**Objective**.
In your copy, leave out the pictures; write out all the data exactly.

**Records for this exercise**.
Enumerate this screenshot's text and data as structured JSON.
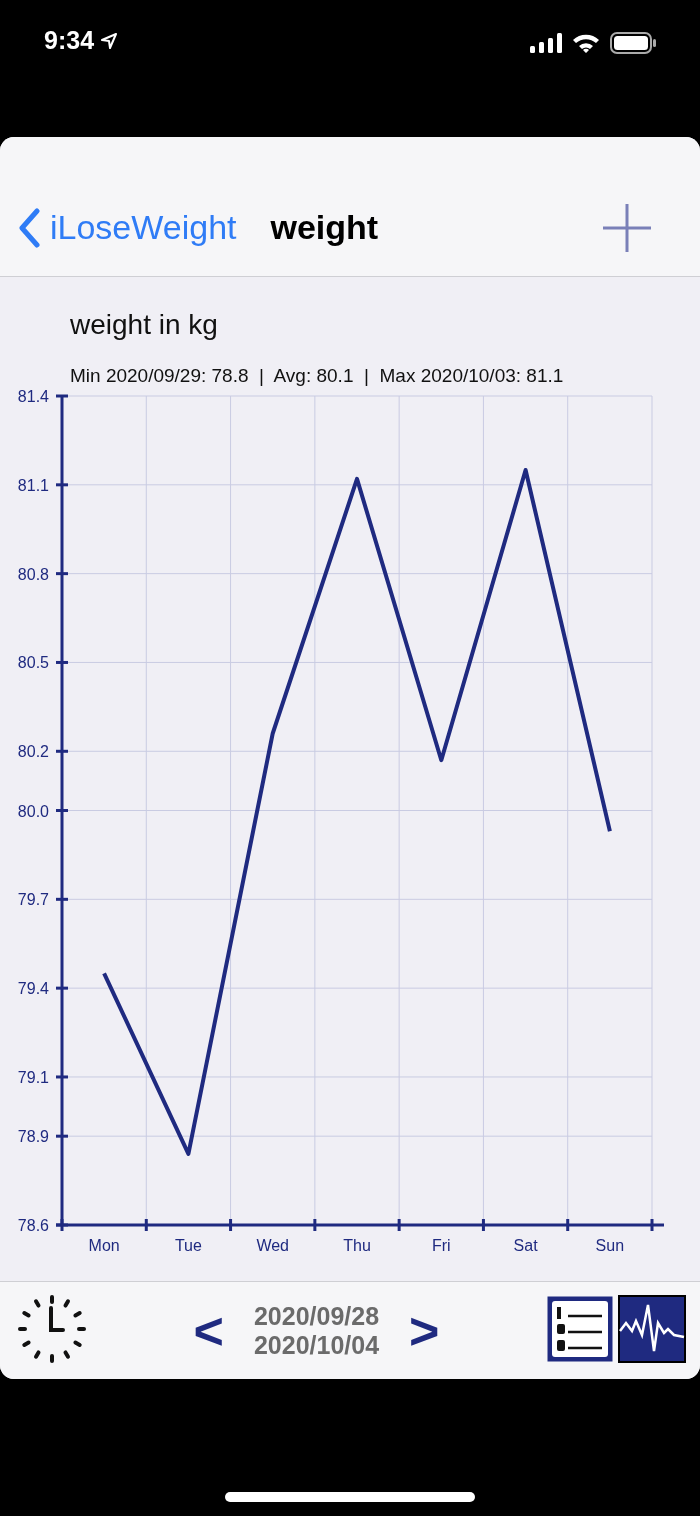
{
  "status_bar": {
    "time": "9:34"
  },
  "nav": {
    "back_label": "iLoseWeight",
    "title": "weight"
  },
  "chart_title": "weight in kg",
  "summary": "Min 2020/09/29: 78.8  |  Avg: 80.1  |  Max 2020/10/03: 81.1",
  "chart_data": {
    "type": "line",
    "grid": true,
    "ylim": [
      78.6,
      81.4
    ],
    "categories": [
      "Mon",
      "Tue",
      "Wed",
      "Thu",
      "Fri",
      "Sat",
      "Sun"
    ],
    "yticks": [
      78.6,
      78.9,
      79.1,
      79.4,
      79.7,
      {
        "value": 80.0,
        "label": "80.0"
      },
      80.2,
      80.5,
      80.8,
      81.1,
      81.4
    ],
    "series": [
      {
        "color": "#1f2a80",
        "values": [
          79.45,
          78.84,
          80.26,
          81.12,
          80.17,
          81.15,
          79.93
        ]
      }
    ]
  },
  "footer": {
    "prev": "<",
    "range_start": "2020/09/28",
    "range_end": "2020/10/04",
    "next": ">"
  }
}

**Answer in full**.
Enumerate this screenshot's text and data as structured JSON.
{
  "status_bar": {
    "time": "9:34"
  },
  "nav": {
    "back_label": "iLoseWeight",
    "title": "weight"
  },
  "chart_title": "weight in kg",
  "summary": "Min 2020/09/29: 78.8  |  Avg: 80.1  |  Max 2020/10/03: 81.1",
  "chart_data": {
    "type": "line",
    "grid": true,
    "ylim": [
      78.6,
      81.4
    ],
    "categories": [
      "Mon",
      "Tue",
      "Wed",
      "Thu",
      "Fri",
      "Sat",
      "Sun"
    ],
    "yticks": [
      78.6,
      78.9,
      79.1,
      79.4,
      79.7,
      {
        "value": 80.0,
        "label": "80.0"
      },
      80.2,
      80.5,
      80.8,
      81.1,
      81.4
    ],
    "series": [
      {
        "color": "#1f2a80",
        "values": [
          79.45,
          78.84,
          80.26,
          81.12,
          80.17,
          81.15,
          79.93
        ]
      }
    ]
  },
  "footer": {
    "prev": "<",
    "range_start": "2020/09/28",
    "range_end": "2020/10/04",
    "next": ">"
  }
}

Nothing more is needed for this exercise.